--- Begin ---
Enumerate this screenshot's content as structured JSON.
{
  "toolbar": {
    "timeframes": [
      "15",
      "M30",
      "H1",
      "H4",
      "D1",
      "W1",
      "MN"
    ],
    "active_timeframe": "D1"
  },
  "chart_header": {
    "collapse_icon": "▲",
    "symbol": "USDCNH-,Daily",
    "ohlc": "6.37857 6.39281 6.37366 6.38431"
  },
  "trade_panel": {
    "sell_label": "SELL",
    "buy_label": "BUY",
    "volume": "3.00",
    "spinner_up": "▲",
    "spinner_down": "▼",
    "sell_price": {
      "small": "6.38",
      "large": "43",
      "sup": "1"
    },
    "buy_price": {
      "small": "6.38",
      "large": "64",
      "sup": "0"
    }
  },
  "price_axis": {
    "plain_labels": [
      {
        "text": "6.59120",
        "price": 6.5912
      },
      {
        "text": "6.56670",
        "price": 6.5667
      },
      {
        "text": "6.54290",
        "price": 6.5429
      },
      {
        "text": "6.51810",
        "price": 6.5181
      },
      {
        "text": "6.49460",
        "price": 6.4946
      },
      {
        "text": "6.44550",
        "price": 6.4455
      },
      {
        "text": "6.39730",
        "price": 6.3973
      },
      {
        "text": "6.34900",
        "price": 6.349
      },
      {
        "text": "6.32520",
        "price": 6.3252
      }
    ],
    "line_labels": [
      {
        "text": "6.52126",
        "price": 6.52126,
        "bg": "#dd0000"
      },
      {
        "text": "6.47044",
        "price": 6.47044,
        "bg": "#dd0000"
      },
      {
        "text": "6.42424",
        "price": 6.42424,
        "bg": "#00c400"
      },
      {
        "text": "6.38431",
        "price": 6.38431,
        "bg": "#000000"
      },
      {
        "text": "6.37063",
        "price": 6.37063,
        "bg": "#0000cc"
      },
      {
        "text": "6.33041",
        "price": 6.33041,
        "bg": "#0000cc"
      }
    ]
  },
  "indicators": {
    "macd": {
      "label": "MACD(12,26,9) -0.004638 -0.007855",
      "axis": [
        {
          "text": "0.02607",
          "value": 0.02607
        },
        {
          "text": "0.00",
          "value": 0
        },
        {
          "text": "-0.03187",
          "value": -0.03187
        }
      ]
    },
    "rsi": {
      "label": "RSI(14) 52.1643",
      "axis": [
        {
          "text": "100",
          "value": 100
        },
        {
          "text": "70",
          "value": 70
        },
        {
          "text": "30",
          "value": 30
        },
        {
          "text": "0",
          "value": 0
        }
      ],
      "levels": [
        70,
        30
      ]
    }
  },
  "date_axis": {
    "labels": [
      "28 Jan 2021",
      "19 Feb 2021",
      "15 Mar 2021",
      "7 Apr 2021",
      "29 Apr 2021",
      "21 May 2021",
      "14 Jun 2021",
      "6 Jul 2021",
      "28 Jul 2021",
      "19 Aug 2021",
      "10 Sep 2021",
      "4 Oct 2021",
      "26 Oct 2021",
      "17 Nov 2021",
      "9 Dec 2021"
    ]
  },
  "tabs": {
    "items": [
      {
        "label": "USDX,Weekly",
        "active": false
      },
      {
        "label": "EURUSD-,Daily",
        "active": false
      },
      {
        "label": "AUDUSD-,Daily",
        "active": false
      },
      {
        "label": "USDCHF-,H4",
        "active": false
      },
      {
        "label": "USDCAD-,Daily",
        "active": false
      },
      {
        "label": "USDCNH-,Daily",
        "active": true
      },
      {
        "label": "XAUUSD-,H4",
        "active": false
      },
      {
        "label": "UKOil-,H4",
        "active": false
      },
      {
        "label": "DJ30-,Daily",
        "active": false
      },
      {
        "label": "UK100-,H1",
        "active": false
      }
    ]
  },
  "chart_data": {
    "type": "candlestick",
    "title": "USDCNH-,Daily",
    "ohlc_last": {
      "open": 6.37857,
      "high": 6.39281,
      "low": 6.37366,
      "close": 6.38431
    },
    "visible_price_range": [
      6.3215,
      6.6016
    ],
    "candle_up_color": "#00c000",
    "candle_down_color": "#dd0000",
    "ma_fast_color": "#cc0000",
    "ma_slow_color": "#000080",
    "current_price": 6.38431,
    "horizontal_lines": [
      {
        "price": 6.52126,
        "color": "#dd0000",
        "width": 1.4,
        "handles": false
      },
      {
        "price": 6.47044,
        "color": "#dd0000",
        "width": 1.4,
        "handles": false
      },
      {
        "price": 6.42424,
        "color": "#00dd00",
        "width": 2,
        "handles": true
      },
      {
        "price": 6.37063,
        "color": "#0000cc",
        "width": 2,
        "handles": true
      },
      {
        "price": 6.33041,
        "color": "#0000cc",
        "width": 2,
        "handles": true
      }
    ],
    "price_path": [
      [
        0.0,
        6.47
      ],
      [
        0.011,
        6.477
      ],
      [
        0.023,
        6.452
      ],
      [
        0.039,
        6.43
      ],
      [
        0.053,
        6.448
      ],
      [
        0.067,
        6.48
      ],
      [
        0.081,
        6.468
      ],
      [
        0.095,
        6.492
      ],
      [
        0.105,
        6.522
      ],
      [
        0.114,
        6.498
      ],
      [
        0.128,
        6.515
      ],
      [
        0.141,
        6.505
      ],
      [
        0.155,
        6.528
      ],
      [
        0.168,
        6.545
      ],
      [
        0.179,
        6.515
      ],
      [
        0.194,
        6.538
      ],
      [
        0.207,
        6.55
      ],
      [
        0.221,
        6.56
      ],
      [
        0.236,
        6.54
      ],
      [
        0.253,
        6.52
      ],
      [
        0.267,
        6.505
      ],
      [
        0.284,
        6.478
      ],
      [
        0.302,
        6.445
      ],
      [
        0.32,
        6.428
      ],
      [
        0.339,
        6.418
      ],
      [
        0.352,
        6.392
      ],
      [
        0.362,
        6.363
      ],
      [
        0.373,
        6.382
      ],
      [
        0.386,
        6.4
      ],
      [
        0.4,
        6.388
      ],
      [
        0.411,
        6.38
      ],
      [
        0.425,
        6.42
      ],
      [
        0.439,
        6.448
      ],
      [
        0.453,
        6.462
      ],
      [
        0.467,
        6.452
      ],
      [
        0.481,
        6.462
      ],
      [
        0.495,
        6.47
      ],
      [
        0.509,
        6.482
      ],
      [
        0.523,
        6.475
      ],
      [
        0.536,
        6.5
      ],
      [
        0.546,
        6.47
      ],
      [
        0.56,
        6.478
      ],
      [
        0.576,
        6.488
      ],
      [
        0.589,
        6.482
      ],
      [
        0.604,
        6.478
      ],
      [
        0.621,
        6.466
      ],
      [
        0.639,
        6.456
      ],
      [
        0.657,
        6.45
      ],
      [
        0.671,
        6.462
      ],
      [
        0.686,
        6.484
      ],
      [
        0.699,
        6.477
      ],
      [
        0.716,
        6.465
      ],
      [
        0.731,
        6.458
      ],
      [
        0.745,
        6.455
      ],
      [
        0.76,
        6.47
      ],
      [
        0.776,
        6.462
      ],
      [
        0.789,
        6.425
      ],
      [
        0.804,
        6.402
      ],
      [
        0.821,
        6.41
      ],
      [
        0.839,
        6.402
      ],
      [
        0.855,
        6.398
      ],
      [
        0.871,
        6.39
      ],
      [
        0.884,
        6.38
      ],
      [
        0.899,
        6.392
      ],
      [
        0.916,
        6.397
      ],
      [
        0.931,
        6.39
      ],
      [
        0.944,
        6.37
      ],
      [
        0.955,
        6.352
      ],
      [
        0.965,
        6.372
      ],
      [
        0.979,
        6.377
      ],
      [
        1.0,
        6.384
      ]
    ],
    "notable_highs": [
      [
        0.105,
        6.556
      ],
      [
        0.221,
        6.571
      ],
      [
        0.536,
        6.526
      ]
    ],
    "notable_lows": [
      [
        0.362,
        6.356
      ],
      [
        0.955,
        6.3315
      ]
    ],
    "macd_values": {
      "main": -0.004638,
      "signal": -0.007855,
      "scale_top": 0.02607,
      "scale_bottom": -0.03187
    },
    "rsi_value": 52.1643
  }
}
--- End ---
**Exercise prompt:**
From the records above, pull out every line containing the word "USDCNH".

**Solution for this task:**
    "symbol": "USDCNH-,Daily",
        "label": "USDCNH-,Daily",
    "title": "USDCNH-,Daily",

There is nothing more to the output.